## TO DO
Consider the records below. How many of their lines include the word "true"? State the number and nothing else.

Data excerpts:
+===+
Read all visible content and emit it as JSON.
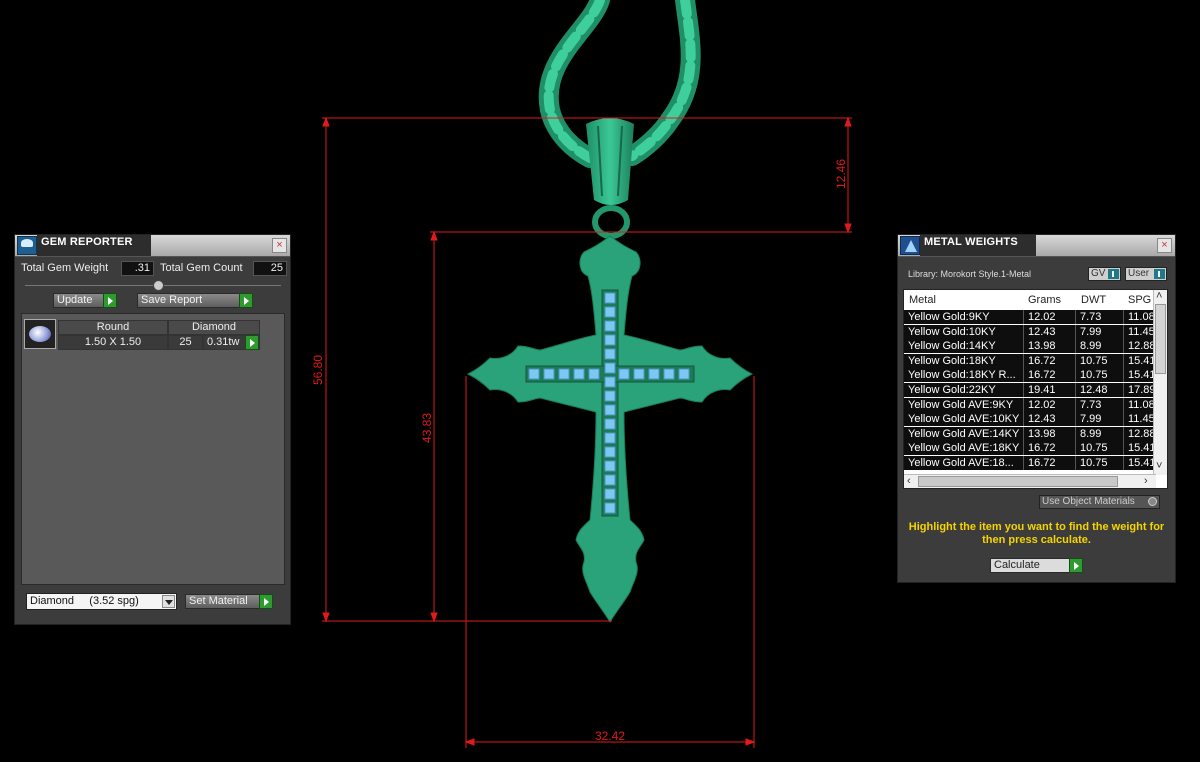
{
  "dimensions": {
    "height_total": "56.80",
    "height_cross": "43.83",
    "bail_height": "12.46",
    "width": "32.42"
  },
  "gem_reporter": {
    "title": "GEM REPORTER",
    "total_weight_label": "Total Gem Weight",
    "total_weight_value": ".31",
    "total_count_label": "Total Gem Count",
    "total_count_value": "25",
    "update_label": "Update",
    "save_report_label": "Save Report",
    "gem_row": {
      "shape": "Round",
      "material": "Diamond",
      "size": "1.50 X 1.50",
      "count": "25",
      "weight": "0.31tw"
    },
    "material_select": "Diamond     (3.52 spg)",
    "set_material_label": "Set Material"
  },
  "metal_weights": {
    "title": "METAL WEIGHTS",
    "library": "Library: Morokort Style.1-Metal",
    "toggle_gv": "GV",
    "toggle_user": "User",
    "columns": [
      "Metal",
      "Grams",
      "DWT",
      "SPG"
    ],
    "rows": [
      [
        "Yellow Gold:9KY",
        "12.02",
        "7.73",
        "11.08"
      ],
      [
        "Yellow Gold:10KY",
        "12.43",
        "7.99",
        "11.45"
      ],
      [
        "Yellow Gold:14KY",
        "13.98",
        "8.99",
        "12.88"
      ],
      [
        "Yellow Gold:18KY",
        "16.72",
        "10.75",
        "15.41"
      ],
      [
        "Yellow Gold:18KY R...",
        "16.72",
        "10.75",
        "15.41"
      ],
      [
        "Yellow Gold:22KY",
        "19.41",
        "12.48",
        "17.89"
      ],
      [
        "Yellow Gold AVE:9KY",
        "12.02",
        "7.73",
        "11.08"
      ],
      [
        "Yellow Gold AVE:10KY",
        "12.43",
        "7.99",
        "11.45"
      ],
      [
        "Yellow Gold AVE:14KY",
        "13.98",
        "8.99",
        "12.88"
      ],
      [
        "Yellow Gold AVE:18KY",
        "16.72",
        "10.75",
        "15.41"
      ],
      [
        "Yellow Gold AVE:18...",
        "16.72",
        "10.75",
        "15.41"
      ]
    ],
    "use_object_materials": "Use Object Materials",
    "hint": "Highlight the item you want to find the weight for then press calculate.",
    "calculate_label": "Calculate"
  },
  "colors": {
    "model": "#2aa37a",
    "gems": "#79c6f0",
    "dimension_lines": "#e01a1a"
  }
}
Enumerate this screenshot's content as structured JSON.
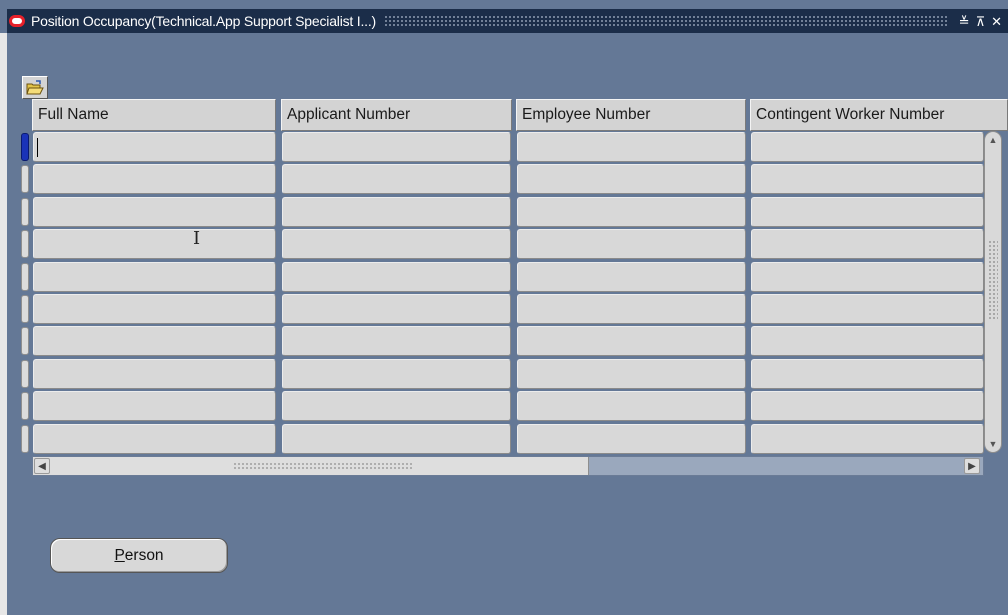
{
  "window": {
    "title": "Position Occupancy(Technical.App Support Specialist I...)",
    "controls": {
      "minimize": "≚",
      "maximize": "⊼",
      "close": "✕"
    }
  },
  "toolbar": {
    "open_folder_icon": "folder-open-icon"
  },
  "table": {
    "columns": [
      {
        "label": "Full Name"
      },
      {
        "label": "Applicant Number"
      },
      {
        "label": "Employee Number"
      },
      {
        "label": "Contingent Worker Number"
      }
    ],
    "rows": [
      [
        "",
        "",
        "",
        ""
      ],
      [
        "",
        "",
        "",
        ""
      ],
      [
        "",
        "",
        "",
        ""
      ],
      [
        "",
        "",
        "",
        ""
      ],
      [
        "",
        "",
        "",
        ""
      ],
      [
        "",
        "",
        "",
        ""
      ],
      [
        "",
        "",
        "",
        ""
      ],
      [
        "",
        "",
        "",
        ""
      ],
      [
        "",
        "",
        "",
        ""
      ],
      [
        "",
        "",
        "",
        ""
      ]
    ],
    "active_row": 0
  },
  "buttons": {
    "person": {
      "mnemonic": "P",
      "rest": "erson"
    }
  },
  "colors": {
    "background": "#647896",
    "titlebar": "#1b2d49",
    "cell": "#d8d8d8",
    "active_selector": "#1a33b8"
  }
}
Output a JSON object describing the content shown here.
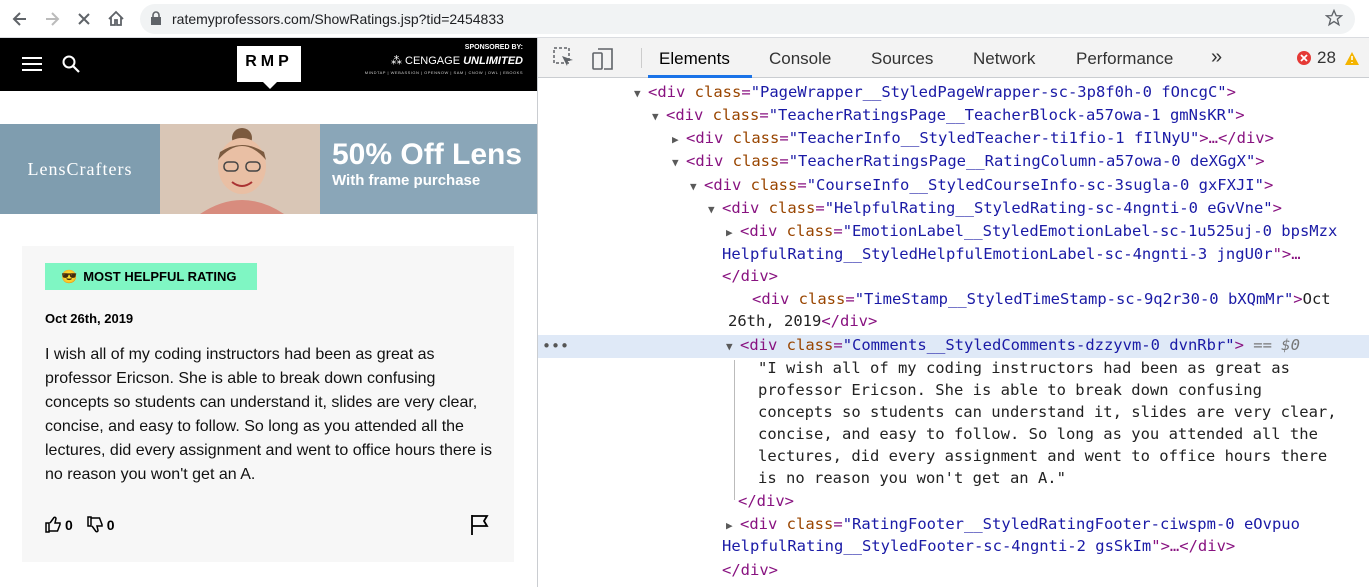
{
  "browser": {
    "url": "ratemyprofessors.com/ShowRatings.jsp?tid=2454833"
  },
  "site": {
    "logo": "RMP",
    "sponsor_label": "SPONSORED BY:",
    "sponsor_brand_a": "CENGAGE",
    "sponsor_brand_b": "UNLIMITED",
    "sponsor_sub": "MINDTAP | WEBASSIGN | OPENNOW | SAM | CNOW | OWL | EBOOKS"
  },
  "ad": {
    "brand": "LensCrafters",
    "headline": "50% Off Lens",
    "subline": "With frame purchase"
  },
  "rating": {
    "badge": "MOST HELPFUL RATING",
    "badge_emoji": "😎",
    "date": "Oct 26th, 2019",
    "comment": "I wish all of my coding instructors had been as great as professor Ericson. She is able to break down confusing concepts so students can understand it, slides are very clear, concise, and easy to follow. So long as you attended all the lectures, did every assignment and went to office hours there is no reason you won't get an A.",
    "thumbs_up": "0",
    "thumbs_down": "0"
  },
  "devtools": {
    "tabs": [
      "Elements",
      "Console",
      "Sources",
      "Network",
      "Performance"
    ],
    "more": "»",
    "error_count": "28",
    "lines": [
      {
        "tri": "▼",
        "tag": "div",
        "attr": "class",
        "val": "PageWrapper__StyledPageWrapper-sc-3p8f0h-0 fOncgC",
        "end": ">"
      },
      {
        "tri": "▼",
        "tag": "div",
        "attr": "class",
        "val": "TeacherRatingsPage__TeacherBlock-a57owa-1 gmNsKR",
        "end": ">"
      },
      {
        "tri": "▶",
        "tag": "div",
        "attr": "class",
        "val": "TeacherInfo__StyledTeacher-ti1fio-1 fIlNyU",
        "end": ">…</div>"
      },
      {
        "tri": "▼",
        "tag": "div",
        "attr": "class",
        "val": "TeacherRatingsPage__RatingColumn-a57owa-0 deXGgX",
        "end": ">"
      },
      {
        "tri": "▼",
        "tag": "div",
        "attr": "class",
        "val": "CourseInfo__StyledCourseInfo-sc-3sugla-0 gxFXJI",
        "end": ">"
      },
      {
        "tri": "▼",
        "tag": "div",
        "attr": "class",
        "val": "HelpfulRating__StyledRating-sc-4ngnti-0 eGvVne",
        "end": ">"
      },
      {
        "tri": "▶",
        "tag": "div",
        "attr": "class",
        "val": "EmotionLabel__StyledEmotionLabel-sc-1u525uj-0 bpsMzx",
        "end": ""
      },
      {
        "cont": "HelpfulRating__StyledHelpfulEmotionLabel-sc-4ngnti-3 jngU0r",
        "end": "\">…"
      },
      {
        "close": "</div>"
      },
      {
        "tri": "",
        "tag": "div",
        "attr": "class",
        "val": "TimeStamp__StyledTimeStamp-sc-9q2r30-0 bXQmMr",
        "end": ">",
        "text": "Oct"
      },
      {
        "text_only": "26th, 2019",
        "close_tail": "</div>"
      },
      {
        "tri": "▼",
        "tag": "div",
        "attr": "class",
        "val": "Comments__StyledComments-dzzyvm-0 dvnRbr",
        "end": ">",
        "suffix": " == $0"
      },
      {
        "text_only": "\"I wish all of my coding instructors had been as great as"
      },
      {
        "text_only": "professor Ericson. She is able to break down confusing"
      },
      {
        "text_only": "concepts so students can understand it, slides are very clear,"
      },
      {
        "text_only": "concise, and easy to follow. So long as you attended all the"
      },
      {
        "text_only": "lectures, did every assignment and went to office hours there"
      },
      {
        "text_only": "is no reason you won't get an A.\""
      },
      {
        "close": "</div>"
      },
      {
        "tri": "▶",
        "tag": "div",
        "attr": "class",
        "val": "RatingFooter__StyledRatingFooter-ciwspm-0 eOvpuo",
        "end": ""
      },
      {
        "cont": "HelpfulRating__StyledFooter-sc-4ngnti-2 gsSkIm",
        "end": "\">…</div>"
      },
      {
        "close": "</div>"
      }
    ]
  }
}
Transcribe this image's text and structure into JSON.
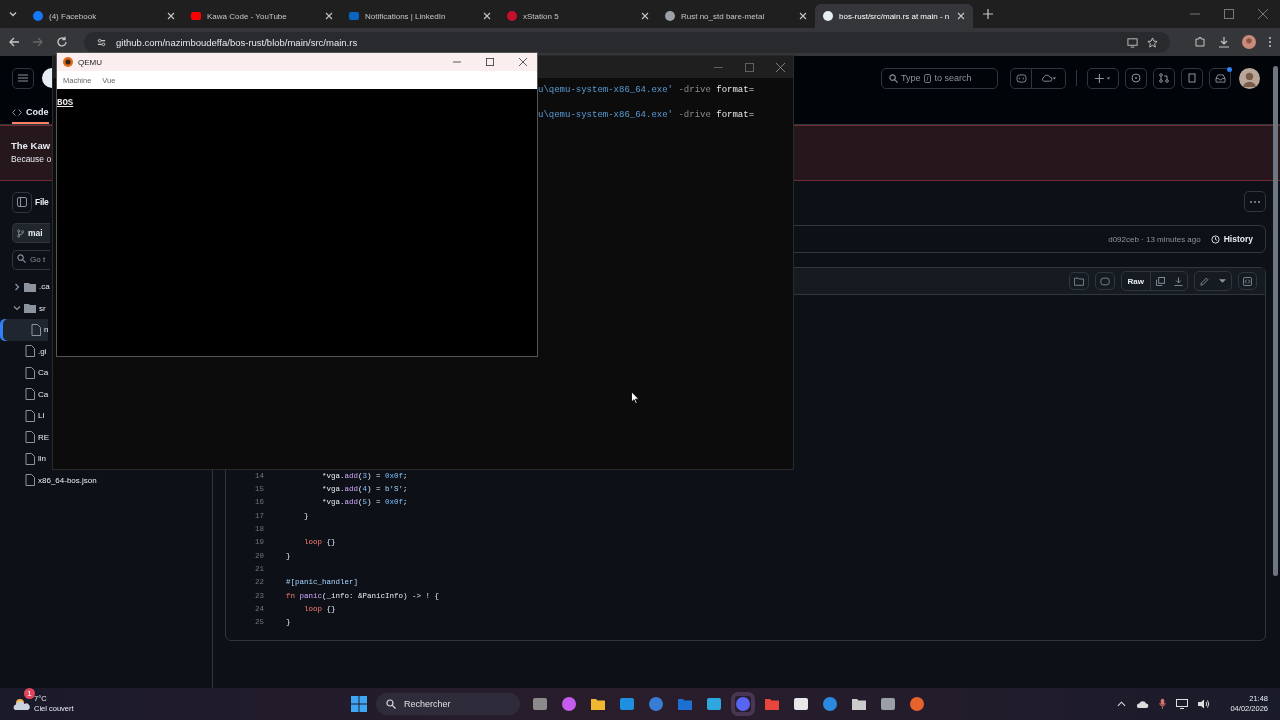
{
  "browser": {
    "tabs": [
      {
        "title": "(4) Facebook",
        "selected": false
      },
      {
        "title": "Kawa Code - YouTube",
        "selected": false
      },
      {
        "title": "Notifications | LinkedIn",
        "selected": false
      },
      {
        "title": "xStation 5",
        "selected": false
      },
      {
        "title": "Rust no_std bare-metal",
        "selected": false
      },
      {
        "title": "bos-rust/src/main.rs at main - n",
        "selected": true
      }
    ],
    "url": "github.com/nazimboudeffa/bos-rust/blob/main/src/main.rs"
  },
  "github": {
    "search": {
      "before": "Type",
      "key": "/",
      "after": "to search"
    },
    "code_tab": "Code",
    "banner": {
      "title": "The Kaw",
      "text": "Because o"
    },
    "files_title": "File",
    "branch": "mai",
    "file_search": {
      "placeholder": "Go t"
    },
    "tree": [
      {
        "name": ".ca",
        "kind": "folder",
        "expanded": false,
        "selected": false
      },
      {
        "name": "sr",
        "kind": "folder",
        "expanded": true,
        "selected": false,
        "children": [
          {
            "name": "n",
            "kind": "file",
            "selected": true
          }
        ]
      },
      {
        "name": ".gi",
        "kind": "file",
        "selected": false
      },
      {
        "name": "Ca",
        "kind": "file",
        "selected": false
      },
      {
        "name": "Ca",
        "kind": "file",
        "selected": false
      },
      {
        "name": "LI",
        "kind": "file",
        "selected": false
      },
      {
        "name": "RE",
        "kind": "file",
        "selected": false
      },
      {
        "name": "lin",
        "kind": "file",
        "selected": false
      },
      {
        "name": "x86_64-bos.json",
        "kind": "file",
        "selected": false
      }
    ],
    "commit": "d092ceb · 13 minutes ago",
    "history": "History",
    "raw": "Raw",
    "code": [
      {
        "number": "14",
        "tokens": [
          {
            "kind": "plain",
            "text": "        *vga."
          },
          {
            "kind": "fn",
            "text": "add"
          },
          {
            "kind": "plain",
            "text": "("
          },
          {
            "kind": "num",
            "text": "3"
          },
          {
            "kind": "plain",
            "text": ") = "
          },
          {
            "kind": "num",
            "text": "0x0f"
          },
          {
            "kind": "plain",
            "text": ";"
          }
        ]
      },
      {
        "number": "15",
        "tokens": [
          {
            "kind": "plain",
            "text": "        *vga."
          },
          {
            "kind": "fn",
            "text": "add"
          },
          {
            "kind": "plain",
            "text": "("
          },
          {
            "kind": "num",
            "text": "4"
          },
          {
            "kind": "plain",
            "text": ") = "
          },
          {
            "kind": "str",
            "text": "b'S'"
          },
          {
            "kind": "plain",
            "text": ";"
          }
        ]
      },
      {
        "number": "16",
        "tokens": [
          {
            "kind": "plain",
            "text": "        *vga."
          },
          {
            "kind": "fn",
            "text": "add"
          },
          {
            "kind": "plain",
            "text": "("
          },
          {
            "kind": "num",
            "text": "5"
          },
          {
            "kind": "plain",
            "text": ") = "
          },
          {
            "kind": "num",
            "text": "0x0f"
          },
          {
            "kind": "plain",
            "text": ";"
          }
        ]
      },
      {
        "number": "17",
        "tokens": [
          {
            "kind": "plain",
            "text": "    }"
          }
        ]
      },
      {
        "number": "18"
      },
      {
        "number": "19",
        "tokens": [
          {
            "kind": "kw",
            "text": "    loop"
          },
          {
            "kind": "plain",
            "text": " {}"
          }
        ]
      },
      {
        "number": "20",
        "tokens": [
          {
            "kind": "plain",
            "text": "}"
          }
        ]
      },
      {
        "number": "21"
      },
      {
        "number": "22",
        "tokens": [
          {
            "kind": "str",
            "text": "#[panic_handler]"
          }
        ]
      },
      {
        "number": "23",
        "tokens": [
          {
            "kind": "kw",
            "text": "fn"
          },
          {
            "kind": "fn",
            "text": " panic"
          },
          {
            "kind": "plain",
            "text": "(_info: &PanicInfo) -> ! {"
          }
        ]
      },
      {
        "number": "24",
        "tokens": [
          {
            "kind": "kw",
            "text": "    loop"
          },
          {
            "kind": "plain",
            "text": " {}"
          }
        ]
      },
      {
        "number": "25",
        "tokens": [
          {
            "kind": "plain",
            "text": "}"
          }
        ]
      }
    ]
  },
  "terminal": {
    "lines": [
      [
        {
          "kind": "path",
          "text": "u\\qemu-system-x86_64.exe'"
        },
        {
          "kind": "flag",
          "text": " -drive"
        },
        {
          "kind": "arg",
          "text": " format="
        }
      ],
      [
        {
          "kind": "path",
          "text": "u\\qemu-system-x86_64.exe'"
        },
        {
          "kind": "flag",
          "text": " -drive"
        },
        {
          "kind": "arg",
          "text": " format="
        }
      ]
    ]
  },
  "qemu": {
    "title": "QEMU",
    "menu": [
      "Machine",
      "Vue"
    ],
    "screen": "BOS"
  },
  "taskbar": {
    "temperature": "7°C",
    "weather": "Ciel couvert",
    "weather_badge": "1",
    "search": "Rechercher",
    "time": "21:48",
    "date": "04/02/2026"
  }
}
+===+
## EXERCISE SOLUTION
3